Material to process.
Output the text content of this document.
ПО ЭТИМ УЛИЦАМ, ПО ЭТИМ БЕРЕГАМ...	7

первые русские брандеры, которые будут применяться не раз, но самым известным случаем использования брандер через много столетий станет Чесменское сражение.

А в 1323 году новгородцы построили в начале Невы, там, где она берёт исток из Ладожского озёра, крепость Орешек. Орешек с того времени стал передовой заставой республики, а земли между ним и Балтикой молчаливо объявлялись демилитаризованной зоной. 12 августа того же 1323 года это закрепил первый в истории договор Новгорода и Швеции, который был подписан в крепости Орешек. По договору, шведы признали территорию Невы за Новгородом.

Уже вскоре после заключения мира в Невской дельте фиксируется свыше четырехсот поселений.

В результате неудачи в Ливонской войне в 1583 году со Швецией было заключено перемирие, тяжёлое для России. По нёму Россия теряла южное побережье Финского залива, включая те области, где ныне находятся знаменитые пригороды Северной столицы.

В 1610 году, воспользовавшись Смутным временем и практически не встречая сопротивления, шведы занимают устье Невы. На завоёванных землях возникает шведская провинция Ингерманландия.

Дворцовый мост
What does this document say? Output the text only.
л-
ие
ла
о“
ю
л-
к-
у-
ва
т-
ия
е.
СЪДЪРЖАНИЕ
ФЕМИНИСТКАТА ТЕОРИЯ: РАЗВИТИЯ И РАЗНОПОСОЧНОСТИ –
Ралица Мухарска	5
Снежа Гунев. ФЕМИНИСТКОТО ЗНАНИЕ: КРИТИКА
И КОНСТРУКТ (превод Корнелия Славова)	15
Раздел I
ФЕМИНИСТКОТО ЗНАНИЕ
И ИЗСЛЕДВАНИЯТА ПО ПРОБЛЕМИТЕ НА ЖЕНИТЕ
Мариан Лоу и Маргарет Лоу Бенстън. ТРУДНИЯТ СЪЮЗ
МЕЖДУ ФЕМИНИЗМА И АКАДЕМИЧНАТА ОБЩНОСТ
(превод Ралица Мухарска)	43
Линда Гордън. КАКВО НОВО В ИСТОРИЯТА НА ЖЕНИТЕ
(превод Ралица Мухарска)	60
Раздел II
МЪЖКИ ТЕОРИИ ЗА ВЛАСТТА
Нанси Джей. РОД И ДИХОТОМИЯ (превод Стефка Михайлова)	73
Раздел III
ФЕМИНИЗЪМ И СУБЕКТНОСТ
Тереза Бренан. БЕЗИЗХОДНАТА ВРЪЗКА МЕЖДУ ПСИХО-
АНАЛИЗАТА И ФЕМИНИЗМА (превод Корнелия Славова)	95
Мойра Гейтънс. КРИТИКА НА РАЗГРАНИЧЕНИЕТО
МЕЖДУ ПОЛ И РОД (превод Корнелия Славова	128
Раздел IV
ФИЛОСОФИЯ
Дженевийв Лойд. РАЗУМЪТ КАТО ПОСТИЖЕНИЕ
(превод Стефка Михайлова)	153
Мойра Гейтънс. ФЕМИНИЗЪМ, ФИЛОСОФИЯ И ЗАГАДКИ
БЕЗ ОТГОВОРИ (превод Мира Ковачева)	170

Exercise goal.
Search the entries for "text" and copy out each line that has it.

Final result.
Output the text content of this document.
What does this document say? Output the text only.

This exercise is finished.